»»

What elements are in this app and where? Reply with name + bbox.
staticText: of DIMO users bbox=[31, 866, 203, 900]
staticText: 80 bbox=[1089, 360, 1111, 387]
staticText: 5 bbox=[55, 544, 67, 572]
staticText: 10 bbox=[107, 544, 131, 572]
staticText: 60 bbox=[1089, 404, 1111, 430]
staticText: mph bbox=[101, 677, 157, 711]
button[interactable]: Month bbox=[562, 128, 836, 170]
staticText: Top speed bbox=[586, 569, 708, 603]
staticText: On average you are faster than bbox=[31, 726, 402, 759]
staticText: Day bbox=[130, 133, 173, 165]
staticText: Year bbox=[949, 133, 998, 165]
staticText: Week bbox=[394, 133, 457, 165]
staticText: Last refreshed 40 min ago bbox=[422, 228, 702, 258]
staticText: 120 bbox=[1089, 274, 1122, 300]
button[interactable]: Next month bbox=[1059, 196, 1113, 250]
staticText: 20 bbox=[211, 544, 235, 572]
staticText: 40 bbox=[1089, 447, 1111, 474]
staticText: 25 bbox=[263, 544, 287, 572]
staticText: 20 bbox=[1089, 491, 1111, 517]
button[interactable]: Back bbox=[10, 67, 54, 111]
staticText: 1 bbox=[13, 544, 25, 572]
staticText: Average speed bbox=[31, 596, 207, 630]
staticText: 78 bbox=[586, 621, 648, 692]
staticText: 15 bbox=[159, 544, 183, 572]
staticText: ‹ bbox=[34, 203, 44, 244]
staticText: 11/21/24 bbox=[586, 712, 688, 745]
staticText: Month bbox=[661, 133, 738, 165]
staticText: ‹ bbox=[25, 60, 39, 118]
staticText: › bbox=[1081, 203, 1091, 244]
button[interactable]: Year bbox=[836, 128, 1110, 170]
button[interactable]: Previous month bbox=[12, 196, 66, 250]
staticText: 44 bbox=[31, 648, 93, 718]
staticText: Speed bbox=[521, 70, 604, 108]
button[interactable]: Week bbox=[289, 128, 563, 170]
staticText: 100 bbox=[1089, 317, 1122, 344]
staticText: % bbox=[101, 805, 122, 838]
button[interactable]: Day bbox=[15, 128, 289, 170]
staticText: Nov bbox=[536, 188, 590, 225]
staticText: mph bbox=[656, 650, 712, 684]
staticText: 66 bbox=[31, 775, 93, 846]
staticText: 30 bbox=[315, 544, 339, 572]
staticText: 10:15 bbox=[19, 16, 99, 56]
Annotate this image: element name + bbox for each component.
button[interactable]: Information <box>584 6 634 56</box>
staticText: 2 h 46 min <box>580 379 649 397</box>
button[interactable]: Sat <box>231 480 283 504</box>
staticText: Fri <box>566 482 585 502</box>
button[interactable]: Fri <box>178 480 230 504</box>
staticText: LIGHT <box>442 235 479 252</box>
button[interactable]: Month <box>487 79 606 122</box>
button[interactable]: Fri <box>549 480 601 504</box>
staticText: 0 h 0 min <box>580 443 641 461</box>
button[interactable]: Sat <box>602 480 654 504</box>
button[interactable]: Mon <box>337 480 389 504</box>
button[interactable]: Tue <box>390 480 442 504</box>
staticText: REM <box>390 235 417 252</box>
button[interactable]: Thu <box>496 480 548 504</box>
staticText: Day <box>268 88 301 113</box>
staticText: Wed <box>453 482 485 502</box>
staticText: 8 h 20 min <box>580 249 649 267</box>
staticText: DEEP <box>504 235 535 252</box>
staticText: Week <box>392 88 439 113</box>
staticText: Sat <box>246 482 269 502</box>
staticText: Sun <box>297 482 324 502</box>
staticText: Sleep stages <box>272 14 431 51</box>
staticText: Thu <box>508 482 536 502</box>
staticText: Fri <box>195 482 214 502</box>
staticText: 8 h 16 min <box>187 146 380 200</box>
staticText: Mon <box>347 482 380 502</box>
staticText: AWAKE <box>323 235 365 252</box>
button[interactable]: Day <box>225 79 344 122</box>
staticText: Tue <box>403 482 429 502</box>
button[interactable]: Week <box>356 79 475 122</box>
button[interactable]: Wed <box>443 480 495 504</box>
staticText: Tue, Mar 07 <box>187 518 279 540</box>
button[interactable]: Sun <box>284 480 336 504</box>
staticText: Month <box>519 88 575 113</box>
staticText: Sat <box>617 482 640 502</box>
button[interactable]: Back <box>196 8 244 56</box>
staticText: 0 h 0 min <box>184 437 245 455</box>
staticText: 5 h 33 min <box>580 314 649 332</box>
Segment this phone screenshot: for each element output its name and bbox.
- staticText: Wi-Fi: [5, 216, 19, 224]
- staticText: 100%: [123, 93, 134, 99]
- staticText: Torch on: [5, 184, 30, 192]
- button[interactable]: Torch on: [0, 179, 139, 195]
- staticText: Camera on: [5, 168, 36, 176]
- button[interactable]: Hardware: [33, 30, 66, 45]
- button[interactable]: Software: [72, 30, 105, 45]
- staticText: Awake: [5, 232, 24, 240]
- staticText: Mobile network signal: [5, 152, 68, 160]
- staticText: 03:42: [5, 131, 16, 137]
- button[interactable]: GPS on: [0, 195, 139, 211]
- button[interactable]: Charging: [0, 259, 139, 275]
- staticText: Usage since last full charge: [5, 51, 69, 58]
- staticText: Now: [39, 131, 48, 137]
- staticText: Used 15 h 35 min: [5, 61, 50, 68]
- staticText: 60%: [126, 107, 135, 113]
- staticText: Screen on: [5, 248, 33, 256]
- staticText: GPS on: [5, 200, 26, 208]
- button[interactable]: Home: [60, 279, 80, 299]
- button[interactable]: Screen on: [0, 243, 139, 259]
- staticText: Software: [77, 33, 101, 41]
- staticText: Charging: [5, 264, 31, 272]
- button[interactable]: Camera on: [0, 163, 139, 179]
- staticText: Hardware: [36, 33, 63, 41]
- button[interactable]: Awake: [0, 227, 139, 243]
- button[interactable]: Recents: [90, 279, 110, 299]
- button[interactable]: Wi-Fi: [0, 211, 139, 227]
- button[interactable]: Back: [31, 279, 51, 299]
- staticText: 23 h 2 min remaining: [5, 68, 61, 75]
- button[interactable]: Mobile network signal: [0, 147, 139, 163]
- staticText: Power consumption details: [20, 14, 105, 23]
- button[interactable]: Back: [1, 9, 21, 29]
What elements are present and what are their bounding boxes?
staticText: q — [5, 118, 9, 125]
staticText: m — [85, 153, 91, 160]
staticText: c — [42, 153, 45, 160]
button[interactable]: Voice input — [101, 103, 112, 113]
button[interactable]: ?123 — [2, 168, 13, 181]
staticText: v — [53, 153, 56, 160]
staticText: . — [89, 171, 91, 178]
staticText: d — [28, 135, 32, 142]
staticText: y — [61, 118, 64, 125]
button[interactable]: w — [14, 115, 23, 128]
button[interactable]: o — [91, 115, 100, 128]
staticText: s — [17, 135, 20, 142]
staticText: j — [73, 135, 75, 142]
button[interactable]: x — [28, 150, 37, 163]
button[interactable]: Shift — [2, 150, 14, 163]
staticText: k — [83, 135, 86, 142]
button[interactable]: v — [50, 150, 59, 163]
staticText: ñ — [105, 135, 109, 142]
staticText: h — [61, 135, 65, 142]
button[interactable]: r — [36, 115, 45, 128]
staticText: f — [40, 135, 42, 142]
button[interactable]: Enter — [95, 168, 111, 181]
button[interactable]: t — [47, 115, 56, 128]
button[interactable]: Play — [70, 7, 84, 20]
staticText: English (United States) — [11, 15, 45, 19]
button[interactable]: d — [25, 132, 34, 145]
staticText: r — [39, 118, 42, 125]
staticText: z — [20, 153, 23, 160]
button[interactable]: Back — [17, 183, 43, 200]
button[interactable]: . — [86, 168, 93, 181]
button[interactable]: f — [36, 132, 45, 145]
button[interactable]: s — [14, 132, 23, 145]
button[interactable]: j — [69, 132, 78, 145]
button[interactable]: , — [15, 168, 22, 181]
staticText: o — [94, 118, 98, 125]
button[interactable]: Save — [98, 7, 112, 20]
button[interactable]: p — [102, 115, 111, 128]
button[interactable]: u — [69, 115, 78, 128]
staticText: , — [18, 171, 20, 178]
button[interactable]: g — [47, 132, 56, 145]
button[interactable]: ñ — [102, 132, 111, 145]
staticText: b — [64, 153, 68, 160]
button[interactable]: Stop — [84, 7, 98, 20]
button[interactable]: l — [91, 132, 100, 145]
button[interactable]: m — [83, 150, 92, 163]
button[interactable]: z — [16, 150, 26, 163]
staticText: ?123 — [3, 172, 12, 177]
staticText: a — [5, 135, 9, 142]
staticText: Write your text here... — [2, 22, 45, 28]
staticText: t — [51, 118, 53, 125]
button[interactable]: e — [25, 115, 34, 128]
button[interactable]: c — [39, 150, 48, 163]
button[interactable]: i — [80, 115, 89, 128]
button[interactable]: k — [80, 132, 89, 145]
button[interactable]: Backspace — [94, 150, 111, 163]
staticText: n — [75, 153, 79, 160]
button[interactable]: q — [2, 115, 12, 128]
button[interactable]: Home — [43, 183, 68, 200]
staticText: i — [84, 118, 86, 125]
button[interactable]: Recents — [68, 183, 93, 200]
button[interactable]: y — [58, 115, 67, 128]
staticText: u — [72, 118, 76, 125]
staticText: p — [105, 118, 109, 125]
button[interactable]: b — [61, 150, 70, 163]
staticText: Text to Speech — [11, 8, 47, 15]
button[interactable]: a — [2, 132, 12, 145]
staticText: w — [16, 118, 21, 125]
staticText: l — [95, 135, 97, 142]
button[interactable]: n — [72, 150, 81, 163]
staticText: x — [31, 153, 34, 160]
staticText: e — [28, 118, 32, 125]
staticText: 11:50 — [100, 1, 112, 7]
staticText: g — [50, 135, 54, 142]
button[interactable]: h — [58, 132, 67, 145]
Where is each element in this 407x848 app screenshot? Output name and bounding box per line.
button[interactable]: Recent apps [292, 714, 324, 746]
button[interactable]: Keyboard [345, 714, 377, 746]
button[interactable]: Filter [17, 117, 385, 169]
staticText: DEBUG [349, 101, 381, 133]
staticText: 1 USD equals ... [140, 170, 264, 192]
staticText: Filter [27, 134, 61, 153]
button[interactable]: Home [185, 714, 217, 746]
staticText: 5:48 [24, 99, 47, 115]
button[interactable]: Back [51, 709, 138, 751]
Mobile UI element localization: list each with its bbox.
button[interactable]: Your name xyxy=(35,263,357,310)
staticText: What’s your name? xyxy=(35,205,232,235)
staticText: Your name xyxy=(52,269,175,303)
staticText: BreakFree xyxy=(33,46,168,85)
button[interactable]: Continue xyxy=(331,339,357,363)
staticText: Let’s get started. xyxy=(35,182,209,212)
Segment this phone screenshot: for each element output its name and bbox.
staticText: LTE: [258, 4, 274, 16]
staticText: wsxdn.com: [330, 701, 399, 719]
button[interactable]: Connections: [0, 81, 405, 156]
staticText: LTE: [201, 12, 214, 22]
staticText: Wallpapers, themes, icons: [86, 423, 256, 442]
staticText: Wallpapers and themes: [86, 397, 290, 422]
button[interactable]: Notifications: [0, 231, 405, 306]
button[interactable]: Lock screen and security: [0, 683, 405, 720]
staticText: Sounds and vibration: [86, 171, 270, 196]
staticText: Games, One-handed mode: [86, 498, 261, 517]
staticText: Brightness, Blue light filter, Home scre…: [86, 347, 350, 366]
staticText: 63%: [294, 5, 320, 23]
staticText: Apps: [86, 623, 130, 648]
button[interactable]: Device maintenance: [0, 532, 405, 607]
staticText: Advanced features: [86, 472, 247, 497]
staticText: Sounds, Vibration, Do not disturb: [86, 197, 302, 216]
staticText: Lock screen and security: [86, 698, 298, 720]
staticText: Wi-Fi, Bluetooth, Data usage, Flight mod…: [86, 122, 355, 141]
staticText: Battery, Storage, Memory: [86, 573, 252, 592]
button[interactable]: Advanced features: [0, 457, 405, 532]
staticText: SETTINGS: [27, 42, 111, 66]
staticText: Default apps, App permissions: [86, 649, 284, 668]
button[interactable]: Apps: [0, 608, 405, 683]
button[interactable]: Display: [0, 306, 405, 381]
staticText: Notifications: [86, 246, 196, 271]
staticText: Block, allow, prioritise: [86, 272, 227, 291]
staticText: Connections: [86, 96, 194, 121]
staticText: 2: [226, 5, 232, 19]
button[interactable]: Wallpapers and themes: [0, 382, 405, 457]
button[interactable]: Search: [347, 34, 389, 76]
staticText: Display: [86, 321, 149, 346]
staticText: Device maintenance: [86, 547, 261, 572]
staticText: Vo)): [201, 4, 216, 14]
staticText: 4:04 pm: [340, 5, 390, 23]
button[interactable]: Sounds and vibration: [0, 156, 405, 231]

««

> [Aim of the exercise]: Update the entries from the first line through the line containing "staticText: 60 bbox=[1089, 404, 1111, 430]", replacing each "staticText" with "label". Reproduce those lines with nothing else changed.

> [Output of the exercise]:
What elements are in this app and where? Reply with name + bbox.
label: of DIMO users bbox=[31, 866, 203, 900]
label: 80 bbox=[1089, 360, 1111, 387]
label: 5 bbox=[55, 544, 67, 572]
label: 10 bbox=[107, 544, 131, 572]
label: 60 bbox=[1089, 404, 1111, 430]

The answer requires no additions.